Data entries
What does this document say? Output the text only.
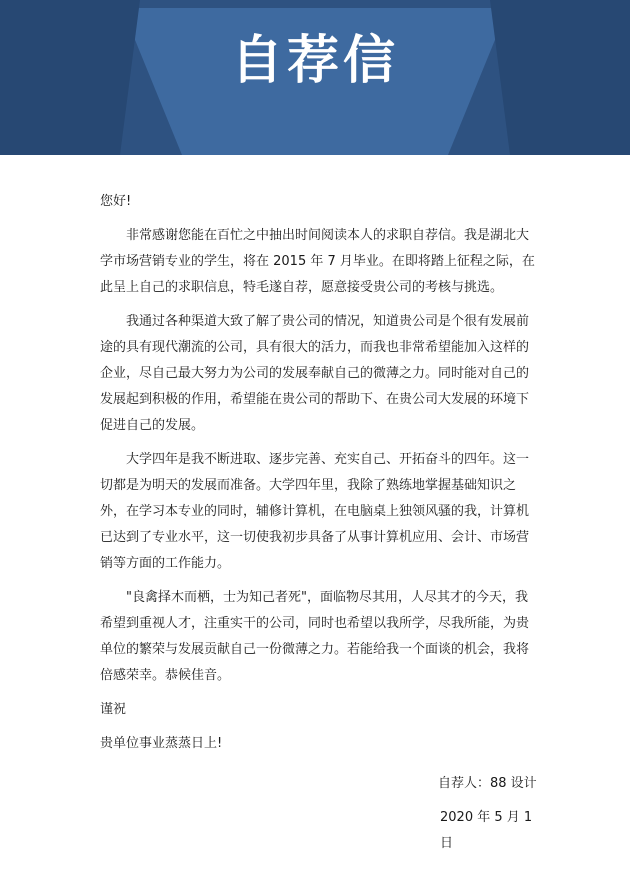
自荐信

您好!

非常感谢您能在百忙之中抽出时间阅读本人的求职自荐信。我是湖北大学市场营销专业的学生，将在 2015 年 7 月毕业。在即将踏上征程之际，在此呈上自己的求职信息，特毛遂自荐，愿意接受贵公司的考核与挑选。

我通过各种渠道大致了解了贵公司的情况，知道贵公司是个很有发展前途的具有现代潮流的公司，具有很大的活力，而我也非常希望能加入这样的企业，尽自己最大努力为公司的发展奉献自己的微薄之力。同时能对自己的发展起到积极的作用，希望能在贵公司的帮助下、在贵公司大发展的环境下促进自己的发展。

大学四年是我不断进取、逐步完善、充实自己、开拓奋斗的四年。这一切都是为明天的发展而准备。大学四年里，我除了熟练地掌握基础知识之外，在学习本专业的同时，辅修计算机，在电脑桌上独领风骚的我，计算机已达到了专业水平，这一切使我初步具备了从事计算机应用、会计、市场营销等方面的工作能力。

"良禽择木而栖，士为知己者死"，面临物尽其用，人尽其才的今天，我希望到重视人才，注重实干的公司，同时也希望以我所学，尽我所能，为贵单位的繁荣与发展贡献自己一份微薄之力。若能给我一个面谈的机会，我将倍感荣幸。恭候佳音。

谨祝

贵单位事业蒸蒸日上!

自荐人：88 设计

2020 年 5 月 1 日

* _The problem_
Quote everything in the listing above exactly; pictures are the only thing to omit.

* _Solution for this problem_
What does this document say? Output the text only.
自荐信

您好!

非常感谢您能在百忙之中抽出时间阅读本人的求职自荐信。我是湖北大学市场营销专业的学生，将在 2015 年 7 月毕业。在即将踏上征程之际，在此呈上自己的求职信息，特毛遂自荐，愿意接受贵公司的考核与挑选。

我通过各种渠道大致了解了贵公司的情况，知道贵公司是个很有发展前途的具有现代潮流的公司，具有很大的活力，而我也非常希望能加入这样的企业，尽自己最大努力为公司的发展奉献自己的微薄之力。同时能对自己的发展起到积极的作用，希望能在贵公司的帮助下、在贵公司大发展的环境下促进自己的发展。

大学四年是我不断进取、逐步完善、充实自己、开拓奋斗的四年。这一切都是为明天的发展而准备。大学四年里，我除了熟练地掌握基础知识之外，在学习本专业的同时，辅修计算机，在电脑桌上独领风骚的我，计算机已达到了专业水平，这一切使我初步具备了从事计算机应用、会计、市场营销等方面的工作能力。

"良禽择木而栖，士为知己者死"，面临物尽其用，人尽其才的今天，我希望到重视人才，注重实干的公司，同时也希望以我所学，尽我所能，为贵单位的繁荣与发展贡献自己一份微薄之力。若能给我一个面谈的机会，我将倍感荣幸。恭候佳音。

谨祝

贵单位事业蒸蒸日上!

自荐人：88 设计

2020 年 5 月 1 日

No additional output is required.